Required task: Identify every line in the records below that contains the word "screenshot", and reproduce each one.

----

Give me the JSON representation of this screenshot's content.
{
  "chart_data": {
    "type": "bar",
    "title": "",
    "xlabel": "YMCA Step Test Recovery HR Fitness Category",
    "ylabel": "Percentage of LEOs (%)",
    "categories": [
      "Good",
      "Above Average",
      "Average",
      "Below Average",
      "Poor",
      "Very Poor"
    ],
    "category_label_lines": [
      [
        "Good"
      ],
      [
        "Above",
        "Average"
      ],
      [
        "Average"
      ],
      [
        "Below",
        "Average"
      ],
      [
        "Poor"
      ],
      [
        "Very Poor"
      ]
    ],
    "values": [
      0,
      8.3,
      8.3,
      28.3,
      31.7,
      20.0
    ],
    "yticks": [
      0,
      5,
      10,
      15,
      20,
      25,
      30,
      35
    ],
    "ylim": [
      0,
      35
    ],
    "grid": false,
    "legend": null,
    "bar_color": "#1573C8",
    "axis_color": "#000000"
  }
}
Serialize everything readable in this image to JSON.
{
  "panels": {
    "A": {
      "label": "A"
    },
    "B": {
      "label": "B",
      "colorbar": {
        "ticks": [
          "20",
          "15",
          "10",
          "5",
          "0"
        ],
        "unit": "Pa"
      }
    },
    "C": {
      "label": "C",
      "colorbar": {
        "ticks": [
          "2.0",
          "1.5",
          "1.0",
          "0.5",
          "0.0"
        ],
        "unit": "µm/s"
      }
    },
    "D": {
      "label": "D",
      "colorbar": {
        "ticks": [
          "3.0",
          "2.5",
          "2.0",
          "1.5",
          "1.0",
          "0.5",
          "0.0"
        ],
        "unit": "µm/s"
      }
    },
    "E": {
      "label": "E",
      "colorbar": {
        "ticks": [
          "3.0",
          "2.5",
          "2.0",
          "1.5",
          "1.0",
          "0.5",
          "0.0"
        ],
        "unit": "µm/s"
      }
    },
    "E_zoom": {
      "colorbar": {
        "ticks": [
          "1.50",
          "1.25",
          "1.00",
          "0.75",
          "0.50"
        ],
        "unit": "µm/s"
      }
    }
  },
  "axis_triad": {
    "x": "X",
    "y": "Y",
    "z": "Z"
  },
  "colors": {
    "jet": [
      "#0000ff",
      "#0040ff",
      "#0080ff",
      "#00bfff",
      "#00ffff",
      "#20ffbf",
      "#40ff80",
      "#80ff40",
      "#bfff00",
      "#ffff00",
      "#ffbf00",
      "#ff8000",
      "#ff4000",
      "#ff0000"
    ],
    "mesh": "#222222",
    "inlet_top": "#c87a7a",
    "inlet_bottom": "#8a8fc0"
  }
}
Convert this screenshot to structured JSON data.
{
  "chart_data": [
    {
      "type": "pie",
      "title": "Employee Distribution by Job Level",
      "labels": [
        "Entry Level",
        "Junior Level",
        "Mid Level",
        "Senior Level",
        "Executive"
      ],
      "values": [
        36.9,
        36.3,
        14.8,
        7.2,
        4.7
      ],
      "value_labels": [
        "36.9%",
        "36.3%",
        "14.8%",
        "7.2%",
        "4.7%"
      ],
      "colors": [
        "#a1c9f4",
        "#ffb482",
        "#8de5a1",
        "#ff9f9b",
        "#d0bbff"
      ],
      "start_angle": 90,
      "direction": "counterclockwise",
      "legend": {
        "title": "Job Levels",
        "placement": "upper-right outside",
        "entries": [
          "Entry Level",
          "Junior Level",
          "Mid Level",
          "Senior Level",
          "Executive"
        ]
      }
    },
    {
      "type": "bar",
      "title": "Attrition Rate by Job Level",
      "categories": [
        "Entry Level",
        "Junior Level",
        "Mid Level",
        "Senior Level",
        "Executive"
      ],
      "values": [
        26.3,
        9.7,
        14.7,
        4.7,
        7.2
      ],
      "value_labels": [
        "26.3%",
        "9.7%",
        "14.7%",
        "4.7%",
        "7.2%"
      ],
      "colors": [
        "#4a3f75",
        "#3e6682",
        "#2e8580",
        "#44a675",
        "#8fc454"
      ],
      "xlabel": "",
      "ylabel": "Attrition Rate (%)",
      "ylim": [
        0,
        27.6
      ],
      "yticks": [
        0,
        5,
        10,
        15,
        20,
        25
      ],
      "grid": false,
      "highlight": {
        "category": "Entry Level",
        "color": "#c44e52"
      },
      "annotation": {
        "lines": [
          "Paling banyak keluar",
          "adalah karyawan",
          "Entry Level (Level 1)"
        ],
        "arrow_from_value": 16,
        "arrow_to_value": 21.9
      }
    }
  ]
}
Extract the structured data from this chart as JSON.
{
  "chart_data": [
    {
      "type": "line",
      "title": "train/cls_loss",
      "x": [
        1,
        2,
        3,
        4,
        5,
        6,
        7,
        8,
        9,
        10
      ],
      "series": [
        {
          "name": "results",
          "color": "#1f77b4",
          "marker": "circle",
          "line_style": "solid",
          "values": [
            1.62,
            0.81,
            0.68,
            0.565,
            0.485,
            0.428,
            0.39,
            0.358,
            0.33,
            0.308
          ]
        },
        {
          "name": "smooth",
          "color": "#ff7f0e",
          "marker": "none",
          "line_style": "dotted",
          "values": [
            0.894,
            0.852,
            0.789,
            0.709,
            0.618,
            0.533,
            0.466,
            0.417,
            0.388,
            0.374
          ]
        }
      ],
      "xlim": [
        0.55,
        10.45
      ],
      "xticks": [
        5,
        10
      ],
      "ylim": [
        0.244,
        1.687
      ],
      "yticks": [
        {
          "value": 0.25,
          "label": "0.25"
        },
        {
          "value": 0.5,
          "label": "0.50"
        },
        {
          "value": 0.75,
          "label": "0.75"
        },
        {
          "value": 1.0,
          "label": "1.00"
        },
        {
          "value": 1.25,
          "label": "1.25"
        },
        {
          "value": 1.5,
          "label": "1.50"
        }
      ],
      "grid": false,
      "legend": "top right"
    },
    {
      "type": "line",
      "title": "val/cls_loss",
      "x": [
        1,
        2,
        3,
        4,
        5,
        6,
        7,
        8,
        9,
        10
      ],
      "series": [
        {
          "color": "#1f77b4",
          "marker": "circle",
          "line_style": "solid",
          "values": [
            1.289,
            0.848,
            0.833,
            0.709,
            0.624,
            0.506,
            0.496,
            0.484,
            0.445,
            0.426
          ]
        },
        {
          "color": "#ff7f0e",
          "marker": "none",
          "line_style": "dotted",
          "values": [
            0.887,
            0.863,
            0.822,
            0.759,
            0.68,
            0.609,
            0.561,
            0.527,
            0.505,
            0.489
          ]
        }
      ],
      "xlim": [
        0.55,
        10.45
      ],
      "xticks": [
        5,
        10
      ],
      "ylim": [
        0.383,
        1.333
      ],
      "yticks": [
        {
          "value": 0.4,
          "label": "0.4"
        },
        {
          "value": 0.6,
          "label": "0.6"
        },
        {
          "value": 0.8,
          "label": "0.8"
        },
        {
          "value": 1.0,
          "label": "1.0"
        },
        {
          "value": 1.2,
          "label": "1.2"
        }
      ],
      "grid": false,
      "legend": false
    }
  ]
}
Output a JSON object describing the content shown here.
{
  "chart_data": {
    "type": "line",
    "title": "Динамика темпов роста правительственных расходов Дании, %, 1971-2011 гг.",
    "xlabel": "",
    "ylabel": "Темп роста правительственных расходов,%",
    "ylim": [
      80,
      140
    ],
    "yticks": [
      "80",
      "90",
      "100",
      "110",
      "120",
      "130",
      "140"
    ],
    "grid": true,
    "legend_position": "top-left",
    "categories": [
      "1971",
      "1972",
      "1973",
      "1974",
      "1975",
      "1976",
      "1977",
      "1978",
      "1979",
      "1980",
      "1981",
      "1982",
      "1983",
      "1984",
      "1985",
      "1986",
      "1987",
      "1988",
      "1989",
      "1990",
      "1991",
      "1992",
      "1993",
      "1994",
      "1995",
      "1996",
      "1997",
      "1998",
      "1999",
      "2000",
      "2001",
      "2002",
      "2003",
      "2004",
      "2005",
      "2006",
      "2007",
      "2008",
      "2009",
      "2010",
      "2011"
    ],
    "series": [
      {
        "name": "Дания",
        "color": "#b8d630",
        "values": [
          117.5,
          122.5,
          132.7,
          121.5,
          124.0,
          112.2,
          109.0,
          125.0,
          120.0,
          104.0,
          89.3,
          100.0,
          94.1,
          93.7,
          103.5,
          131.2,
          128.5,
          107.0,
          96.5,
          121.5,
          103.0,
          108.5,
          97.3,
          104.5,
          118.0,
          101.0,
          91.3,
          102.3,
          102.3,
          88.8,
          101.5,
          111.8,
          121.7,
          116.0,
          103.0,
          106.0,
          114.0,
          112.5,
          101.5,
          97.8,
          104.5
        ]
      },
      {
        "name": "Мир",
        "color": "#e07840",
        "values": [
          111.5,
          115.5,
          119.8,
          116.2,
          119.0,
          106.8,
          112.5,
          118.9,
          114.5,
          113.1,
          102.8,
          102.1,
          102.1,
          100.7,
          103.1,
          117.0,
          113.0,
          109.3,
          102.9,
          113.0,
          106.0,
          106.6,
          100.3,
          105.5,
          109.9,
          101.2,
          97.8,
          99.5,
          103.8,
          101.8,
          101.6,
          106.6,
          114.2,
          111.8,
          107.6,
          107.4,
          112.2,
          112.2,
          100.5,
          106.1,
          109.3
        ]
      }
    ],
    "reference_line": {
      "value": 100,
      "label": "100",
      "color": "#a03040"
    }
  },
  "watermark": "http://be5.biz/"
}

----

Response below:
Give me the JSON representation of this screenshot's content.
Convert this screenshot to structured JSON data.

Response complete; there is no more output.